### GIVEN TASK:
Transcribe the records that follow in their entirety, omitting any pictures.

Figure record extracts
:::::

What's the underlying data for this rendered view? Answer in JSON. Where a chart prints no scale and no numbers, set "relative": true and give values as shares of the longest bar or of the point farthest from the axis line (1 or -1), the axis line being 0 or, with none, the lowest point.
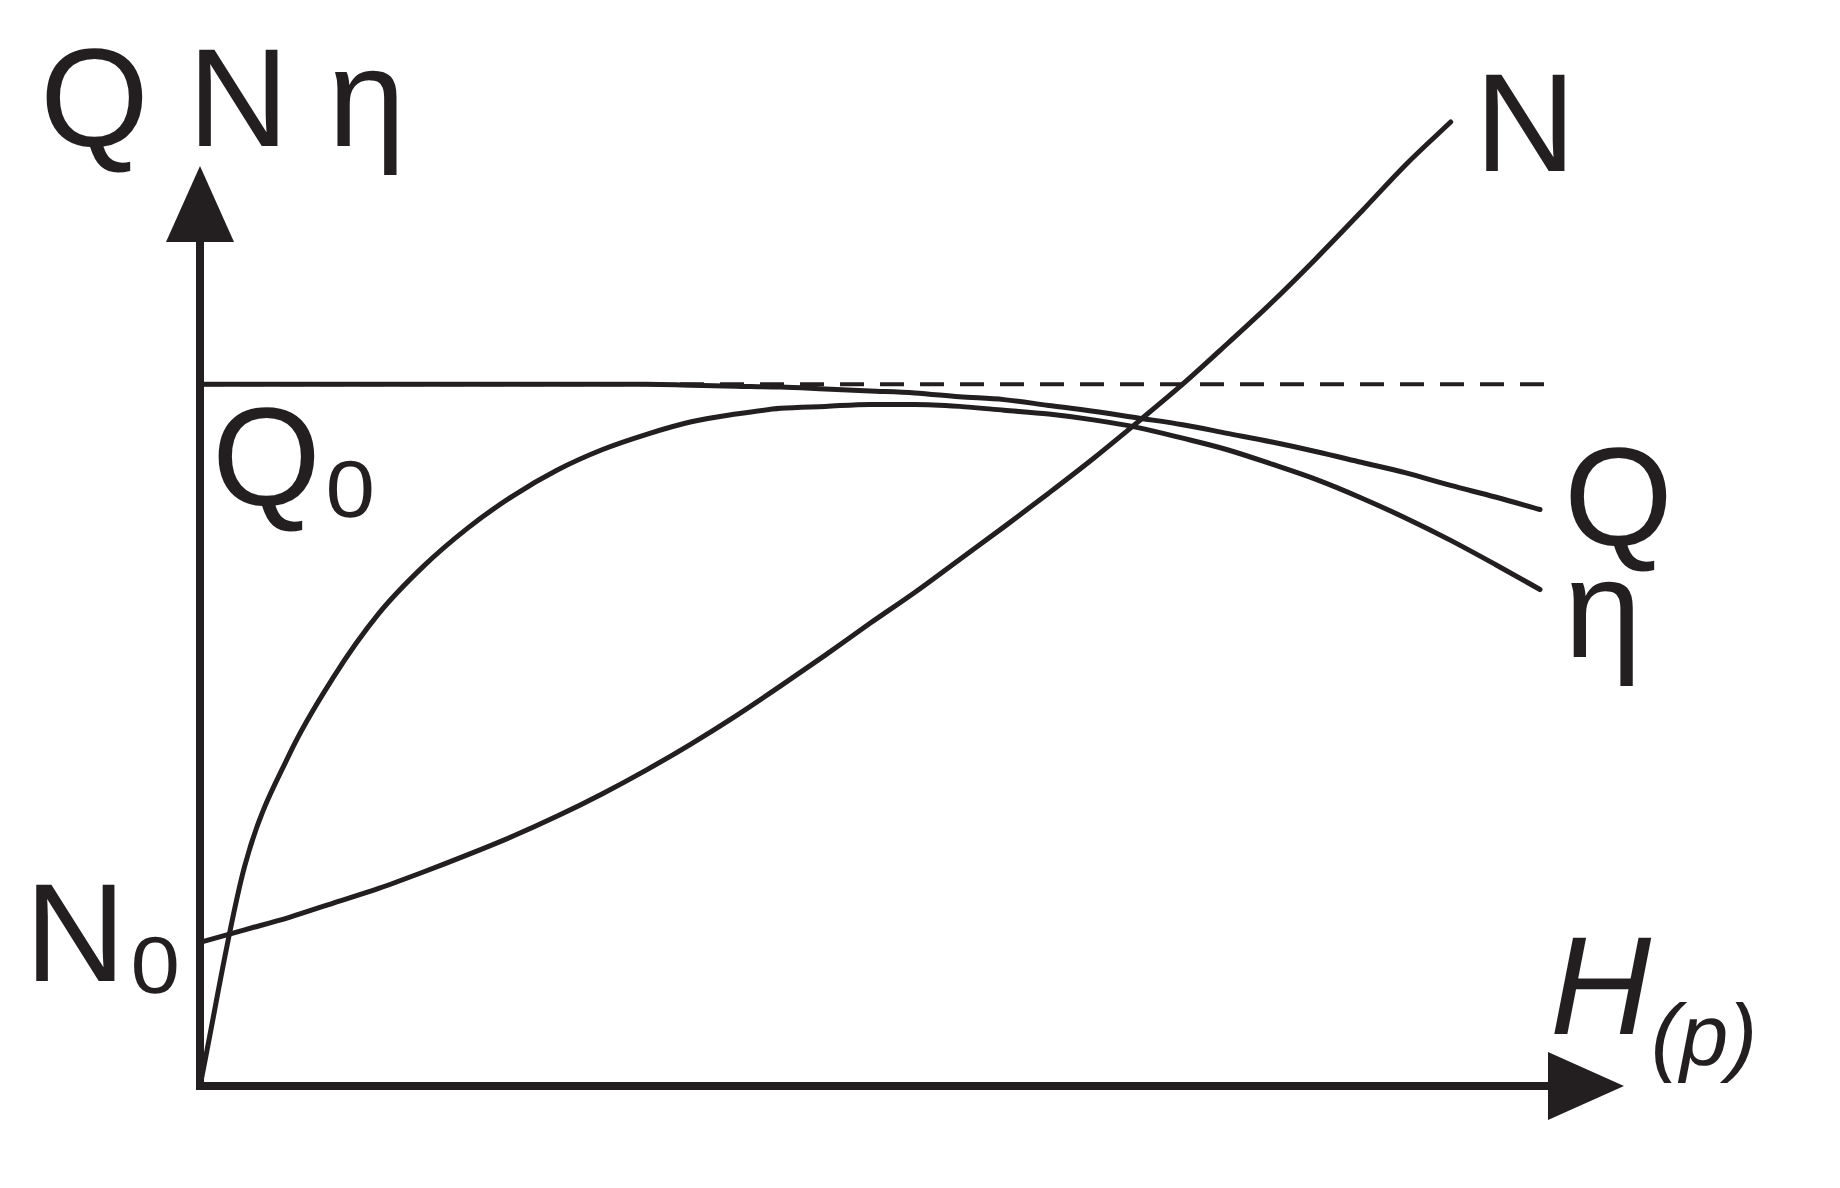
{
  "chart_data": {
    "type": "line",
    "relative": true,
    "xlabel": "H$_{(p)}$",
    "ylabel": "Q N η",
    "marker": "none",
    "categories": [
      null,
      null,
      null,
      null,
      null,
      null,
      null,
      null,
      null,
      null,
      null,
      null,
      null,
      null,
      null,
      null,
      null,
      null,
      null,
      null,
      null,
      null,
      null,
      null,
      null,
      null,
      null,
      null,
      null,
      null,
      null
    ],
    "series": [
      {
        "name": "Q",
        "color": "#231f20",
        "values": [
          0.728,
          0.728,
          0.728,
          0.728,
          0.728,
          0.728,
          0.728,
          0.728,
          0.728,
          0.728,
          0.728,
          0.727,
          0.726,
          0.725,
          0.723,
          0.721,
          0.719,
          0.715,
          0.712,
          0.706,
          0.7,
          0.693,
          0.686,
          0.677,
          0.668,
          0.658,
          0.647,
          0.636,
          0.623,
          0.611,
          0.598
        ]
      },
      {
        "name": "η",
        "color": "#231f20",
        "values": [
          0,
          0.228,
          0.344,
          0.425,
          0.49,
          0.539,
          0.579,
          0.612,
          0.639,
          0.66,
          0.676,
          0.689,
          0.697,
          0.703,
          0.705,
          0.707,
          0.707,
          0.705,
          0.701,
          0.697,
          0.691,
          0.683,
          0.672,
          0.66,
          0.645,
          0.629,
          0.61,
          0.589,
          0.566,
          0.541,
          0.515
        ]
      },
      {
        "name": "N",
        "color": "#231f20",
        "values": [
          0.149,
          0.162,
          0.175,
          0.19,
          0.205,
          0.222,
          0.24,
          0.259,
          0.28,
          0.303,
          0.328,
          0.355,
          0.384,
          0.415,
          0.447,
          0.48,
          0.512,
          0.546,
          0.58,
          0.615,
          0.651,
          0.689,
          0.728,
          0.77,
          0.813,
          0.859,
          0.907,
          0.956,
          1,
          null,
          null
        ]
      }
    ],
    "ref_lines": [
      {
        "axis": "y",
        "value": 0.728,
        "label": "Q₀",
        "color": "#231f20",
        "line_style": "dashed"
      }
    ],
    "annotations": [
      "N₀"
    ]
  }
}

:::::

### WRITTEN RESPONSE:
What's the underlying data for this rendered view? Answer in JSON. Where a chart prints no scale and no numbers, set "relative": true and give values as shares of the longest bar or of the point farthest from the axis line (1 or -1), the axis line being 0 or, with none, the lowest point.
{
  "chart_data": {
    "type": "line",
    "relative": true,
    "xlabel": "H$_{(p)}$",
    "ylabel": "Q N η",
    "marker": "none",
    "categories": [
      null,
      null,
      null,
      null,
      null,
      null,
      null,
      null,
      null,
      null,
      null,
      null,
      null,
      null,
      null,
      null,
      null,
      null,
      null,
      null,
      null,
      null,
      null,
      null,
      null,
      null,
      null,
      null,
      null,
      null,
      null
    ],
    "series": [
      {
        "name": "Q",
        "color": "#231f20",
        "values": [
          0.728,
          0.728,
          0.728,
          0.728,
          0.728,
          0.728,
          0.728,
          0.728,
          0.728,
          0.728,
          0.728,
          0.727,
          0.726,
          0.725,
          0.723,
          0.721,
          0.719,
          0.715,
          0.712,
          0.706,
          0.7,
          0.693,
          0.686,
          0.677,
          0.668,
          0.658,
          0.647,
          0.636,
          0.623,
          0.611,
          0.598
        ]
      },
      {
        "name": "η",
        "color": "#231f20",
        "values": [
          0,
          0.228,
          0.344,
          0.425,
          0.49,
          0.539,
          0.579,
          0.612,
          0.639,
          0.66,
          0.676,
          0.689,
          0.697,
          0.703,
          0.705,
          0.707,
          0.707,
          0.705,
          0.701,
          0.697,
          0.691,
          0.683,
          0.672,
          0.66,
          0.645,
          0.629,
          0.61,
          0.589,
          0.566,
          0.541,
          0.515
        ]
      },
      {
        "name": "N",
        "color": "#231f20",
        "values": [
          0.149,
          0.162,
          0.175,
          0.19,
          0.205,
          0.222,
          0.24,
          0.259,
          0.28,
          0.303,
          0.328,
          0.355,
          0.384,
          0.415,
          0.447,
          0.48,
          0.512,
          0.546,
          0.58,
          0.615,
          0.651,
          0.689,
          0.728,
          0.77,
          0.813,
          0.859,
          0.907,
          0.956,
          1,
          null,
          null
        ]
      }
    ],
    "ref_lines": [
      {
        "axis": "y",
        "value": 0.728,
        "label": "Q₀",
        "color": "#231f20",
        "line_style": "dashed"
      }
    ],
    "annotations": [
      "N₀"
    ]
  }
}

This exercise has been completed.